■ Do this ■
Copy every line of the data that contains the string "użyciu".

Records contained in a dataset
################
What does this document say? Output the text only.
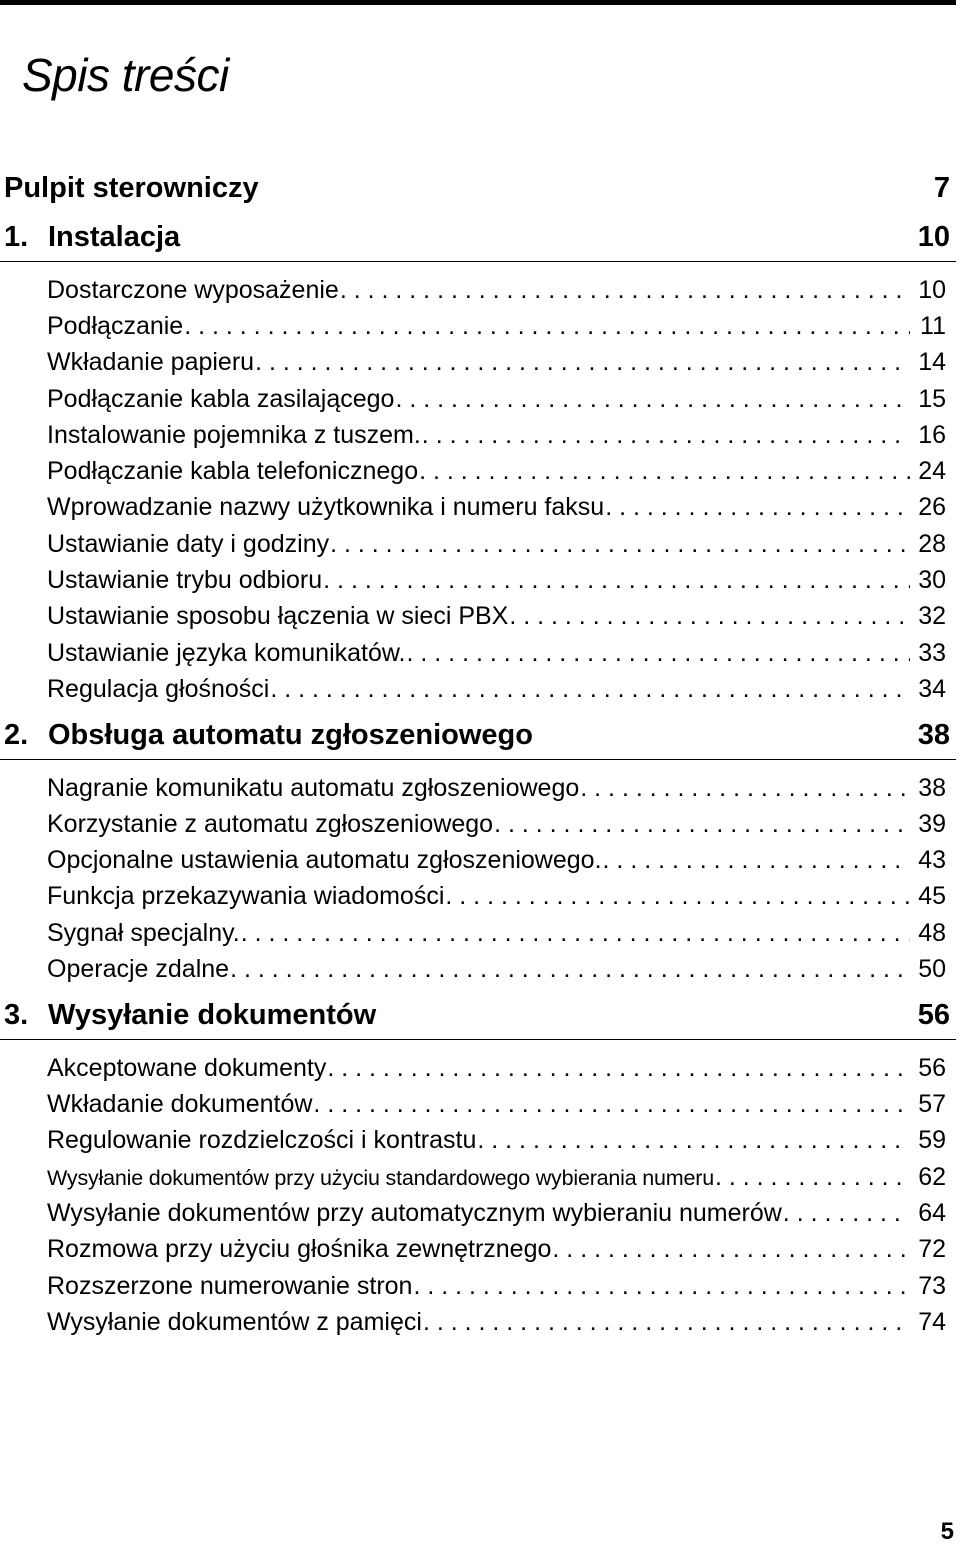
Spis treści
Pulpit sterowniczy	7
1. Instalacja	10
Dostarczone wyposażenie . . .	10
Podłączanie . . .	11
Wkładanie papieru . . .	14
Podłączanie kabla zasilającego . . .	15
Instalowanie pojemnika z tuszem. . . .	16
Podłączanie kabla telefonicznego . . .	24
Wprowadzanie nazwy użytkownika i numeru faksu . . .	26
Ustawianie daty i godziny . . .	28
Ustawianie trybu odbioru . . .	30
Ustawianie sposobu łączenia w sieci PBX . . .	32
Ustawianie języka komunikatów. . . .	33
Regulacja głośności . . .	34
2. Obsługa automatu zgłoszeniowego	38
Nagranie komunikatu automatu zgłoszeniowego . . .	38
Korzystanie z automatu zgłoszeniowego . . .	39
Opcjonalne ustawienia automatu zgłoszeniowego. . . .	43
Funkcja przekazywania wiadomości . . .	45
Sygnał specjalny. . . .	48
Operacje zdalne . . .	50
3. Wysyłanie dokumentów	56
Akceptowane dokumenty . . .	56
Wkładanie dokumentów . . .	57
Regulowanie rozdzielczości i kontrastu . . .	59
Wysyłanie dokumentów przy użyciu standardowego wybierania numeru . . .	62
Wysyłanie dokumentów przy automatycznym wybieraniu numerów . . .	64
Rozmowa przy użyciu głośnika zewnętrznego . . .	72
Rozszerzone numerowanie stron . . .	73
Wysyłanie dokumentów z pamięci . . .	74
5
################
■ Final result ■
Wysyłanie dokumentów przy użyciu standardowego wybierania numeru . . .	62
Rozmowa przy użyciu głośnika zewnętrznego . . .	72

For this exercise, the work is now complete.